State how many lines hold the word "screenshot", with no other words.

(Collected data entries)

"""

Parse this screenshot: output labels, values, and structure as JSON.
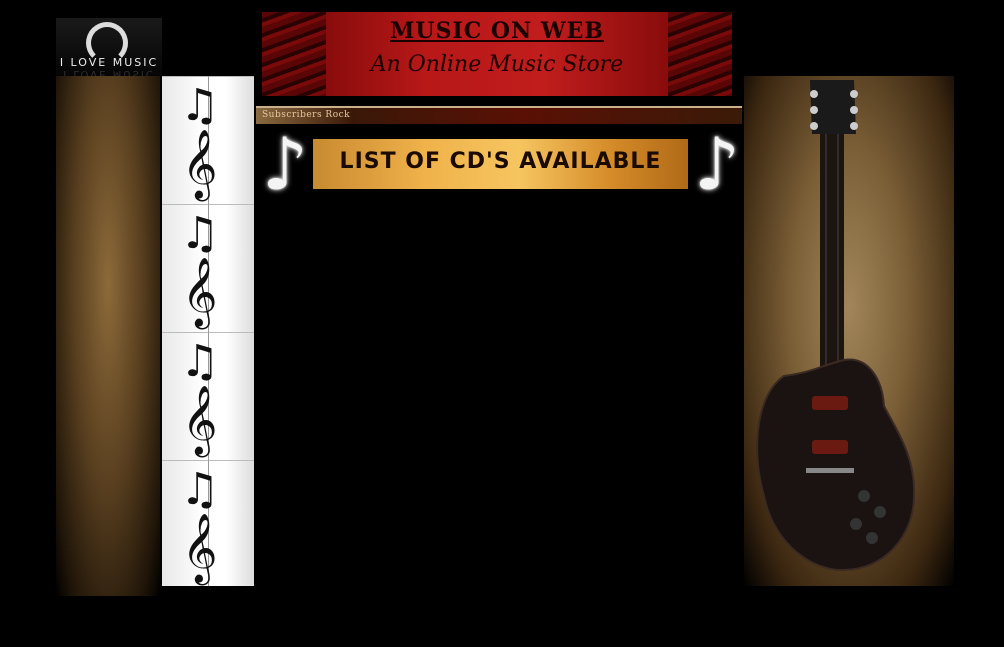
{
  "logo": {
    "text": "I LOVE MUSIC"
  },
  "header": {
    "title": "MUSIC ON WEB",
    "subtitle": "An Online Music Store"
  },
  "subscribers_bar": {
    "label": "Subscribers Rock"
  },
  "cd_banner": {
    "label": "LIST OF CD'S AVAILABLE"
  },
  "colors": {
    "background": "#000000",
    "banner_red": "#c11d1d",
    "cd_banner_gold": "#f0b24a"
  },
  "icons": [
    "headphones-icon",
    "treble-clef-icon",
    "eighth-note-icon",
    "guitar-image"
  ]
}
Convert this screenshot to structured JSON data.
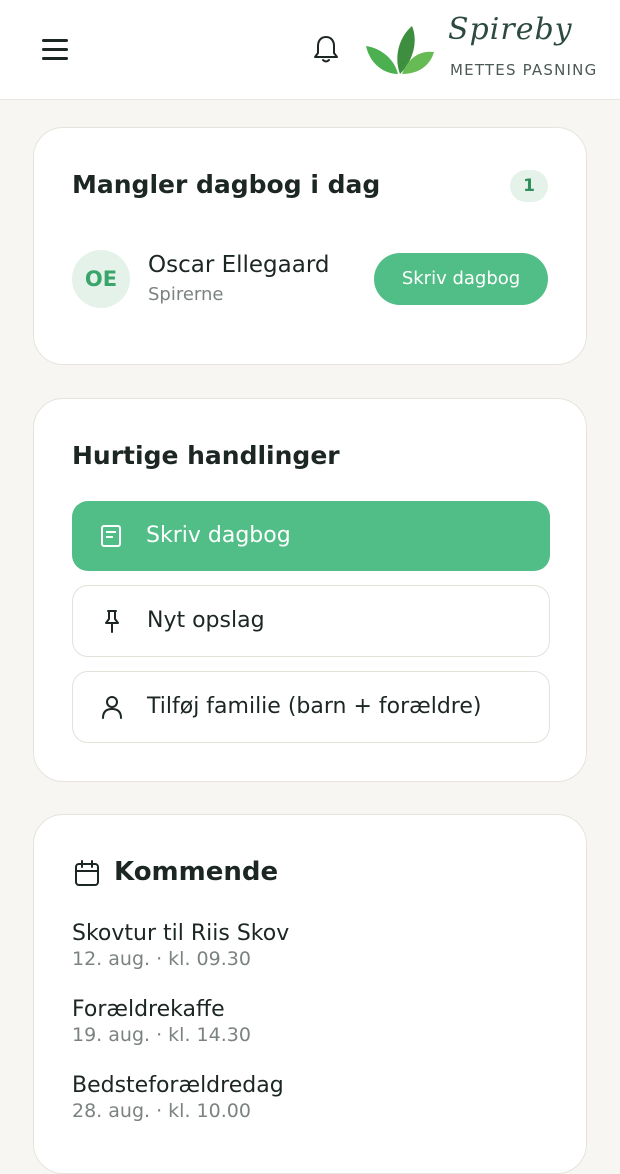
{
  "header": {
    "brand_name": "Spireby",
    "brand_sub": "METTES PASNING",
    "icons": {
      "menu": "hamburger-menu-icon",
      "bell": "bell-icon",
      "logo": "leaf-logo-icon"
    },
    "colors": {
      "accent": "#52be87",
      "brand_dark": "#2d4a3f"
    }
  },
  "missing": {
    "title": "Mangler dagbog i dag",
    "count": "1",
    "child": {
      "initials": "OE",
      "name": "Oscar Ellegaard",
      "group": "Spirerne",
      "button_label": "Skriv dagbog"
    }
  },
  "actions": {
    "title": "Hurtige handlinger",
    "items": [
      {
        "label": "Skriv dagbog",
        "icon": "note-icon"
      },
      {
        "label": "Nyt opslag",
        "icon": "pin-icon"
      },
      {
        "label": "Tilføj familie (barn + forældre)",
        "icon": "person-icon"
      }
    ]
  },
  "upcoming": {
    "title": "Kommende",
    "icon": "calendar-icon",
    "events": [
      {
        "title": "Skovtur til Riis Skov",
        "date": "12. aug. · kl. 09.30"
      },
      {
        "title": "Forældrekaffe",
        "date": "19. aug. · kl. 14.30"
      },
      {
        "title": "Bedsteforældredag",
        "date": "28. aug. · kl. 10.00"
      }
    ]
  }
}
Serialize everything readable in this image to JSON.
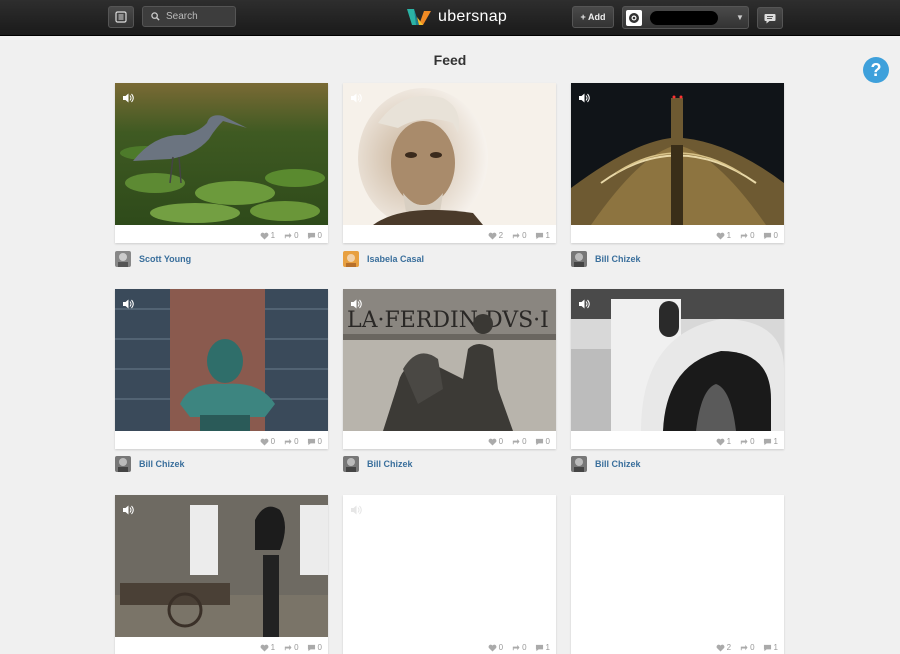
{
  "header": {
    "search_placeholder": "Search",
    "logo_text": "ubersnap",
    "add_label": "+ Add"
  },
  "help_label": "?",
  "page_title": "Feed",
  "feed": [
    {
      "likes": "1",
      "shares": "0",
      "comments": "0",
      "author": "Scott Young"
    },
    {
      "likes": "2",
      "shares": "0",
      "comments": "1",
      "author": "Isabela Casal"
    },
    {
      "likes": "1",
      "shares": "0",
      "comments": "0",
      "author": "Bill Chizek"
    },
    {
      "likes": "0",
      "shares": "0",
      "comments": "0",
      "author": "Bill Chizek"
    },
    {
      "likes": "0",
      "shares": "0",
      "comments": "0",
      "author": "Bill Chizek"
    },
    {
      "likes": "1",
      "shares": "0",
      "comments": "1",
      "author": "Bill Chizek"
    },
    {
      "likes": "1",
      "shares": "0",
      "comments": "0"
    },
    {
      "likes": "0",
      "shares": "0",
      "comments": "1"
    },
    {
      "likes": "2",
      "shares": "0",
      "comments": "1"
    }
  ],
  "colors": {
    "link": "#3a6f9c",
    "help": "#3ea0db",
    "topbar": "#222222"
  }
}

"""
"""

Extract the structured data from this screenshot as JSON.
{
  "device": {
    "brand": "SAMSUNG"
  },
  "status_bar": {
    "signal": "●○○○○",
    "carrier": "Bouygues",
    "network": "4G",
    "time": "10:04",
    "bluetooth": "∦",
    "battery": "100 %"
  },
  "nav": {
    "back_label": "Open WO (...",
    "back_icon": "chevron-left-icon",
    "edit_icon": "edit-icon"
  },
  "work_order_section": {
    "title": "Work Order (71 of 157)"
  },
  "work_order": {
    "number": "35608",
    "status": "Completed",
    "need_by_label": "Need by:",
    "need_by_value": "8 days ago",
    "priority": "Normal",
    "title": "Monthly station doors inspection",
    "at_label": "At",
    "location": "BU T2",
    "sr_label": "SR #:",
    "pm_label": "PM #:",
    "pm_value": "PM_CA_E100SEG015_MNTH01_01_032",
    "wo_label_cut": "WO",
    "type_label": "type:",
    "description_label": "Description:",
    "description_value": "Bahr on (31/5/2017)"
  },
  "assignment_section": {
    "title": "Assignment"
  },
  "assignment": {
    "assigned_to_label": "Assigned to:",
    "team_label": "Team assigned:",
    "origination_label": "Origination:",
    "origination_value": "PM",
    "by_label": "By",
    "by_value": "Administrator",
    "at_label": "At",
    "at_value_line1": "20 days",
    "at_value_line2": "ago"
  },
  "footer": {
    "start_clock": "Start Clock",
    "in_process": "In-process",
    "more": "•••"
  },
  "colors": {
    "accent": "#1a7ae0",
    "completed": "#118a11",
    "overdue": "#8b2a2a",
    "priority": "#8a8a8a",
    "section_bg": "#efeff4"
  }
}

"""
"""

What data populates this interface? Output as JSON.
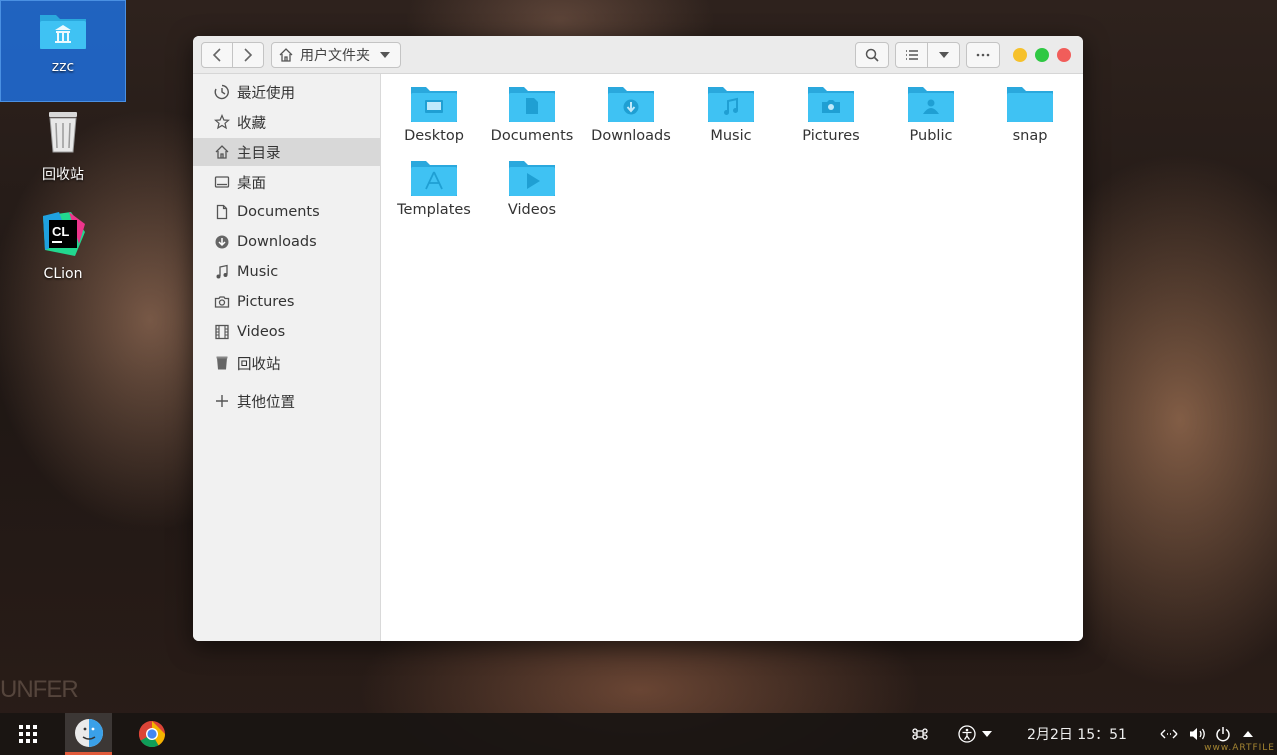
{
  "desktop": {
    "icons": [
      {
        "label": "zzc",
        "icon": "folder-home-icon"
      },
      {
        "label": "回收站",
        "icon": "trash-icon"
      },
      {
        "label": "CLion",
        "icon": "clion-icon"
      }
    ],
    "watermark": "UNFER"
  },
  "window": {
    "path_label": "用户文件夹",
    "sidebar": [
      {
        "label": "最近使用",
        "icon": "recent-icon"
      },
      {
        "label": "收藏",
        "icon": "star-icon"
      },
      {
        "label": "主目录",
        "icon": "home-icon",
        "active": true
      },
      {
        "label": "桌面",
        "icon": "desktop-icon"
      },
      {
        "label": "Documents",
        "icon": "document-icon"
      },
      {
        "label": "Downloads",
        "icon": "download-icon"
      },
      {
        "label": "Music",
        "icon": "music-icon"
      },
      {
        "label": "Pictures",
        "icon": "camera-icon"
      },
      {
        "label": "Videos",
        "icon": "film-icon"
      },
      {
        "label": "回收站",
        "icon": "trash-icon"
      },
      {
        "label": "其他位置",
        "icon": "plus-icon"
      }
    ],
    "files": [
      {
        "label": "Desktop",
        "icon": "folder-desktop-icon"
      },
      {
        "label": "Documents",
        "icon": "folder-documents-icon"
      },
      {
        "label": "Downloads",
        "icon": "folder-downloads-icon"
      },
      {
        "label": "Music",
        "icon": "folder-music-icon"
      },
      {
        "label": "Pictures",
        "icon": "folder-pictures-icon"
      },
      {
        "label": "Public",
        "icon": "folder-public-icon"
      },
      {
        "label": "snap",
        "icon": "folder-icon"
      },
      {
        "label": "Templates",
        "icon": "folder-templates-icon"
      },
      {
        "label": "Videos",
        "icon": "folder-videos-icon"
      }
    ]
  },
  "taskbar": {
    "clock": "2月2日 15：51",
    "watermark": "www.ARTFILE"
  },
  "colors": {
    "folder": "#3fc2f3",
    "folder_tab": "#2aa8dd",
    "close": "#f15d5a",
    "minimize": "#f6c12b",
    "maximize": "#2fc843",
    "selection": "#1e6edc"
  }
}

"""

◆ THE REPLY ◆
3